● **Records for processing**
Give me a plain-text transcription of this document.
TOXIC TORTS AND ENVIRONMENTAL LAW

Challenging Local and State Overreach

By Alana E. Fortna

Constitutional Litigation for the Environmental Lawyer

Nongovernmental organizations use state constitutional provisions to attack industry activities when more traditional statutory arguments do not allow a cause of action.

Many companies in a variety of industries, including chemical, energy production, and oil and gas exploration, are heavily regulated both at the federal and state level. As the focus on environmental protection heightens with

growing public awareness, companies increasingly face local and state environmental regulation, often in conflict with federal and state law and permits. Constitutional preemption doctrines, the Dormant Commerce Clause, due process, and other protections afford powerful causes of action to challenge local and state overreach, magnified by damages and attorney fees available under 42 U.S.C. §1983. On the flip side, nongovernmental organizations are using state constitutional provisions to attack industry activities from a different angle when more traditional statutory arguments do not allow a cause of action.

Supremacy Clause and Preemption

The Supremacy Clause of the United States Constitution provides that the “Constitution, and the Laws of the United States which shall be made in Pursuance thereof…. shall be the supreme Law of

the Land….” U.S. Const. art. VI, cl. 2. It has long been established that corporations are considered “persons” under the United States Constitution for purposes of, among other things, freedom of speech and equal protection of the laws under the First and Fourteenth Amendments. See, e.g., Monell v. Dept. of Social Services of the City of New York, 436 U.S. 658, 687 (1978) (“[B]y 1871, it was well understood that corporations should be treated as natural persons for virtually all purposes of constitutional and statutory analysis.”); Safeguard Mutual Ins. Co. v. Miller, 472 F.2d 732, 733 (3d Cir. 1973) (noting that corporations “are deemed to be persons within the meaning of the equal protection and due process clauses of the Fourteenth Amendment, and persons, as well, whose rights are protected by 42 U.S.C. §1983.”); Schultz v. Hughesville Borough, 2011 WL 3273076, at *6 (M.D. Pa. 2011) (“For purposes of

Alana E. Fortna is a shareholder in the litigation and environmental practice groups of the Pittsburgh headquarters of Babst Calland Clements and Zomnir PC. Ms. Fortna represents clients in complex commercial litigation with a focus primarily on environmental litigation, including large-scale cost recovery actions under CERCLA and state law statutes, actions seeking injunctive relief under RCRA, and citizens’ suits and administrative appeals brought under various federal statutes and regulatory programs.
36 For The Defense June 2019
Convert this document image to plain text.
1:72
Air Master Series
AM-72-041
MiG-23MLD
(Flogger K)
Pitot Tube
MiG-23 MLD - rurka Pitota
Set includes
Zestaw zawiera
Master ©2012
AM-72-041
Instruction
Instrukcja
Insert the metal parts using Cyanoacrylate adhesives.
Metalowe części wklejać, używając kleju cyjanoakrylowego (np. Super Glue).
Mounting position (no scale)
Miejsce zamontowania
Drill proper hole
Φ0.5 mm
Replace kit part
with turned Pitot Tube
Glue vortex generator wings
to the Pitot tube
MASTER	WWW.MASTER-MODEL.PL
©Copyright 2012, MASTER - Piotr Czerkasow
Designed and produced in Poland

● **Your objective**
Beginning at the line that holds "Convert this document image to plain text.", write out word for word each line through the end of the records.

● **Result of the task**
Convert this document image to plain text.
1:72
Air Master Series
AM-72-041
MiG-23MLD
(Flogger K)
Pitot Tube
MiG-23 MLD - rurka Pitota
Set includes
Zestaw zawiera
Master ©2012
AM-72-041
Instruction
Instrukcja
Insert the metal parts using Cyanoacrylate adhesives.
Metalowe części wklejać, używając kleju cyjanoakrylowego (np. Super Glue).
Mounting position (no scale)
Miejsce zamontowania
Drill proper hole
Φ0.5 mm
Replace kit part
with turned Pitot Tube
Glue vortex generator wings
to the Pitot tube
MASTER	WWW.MASTER-MODEL.PL
©Copyright 2012, MASTER - Piotr Czerkasow
Designed and produced in Poland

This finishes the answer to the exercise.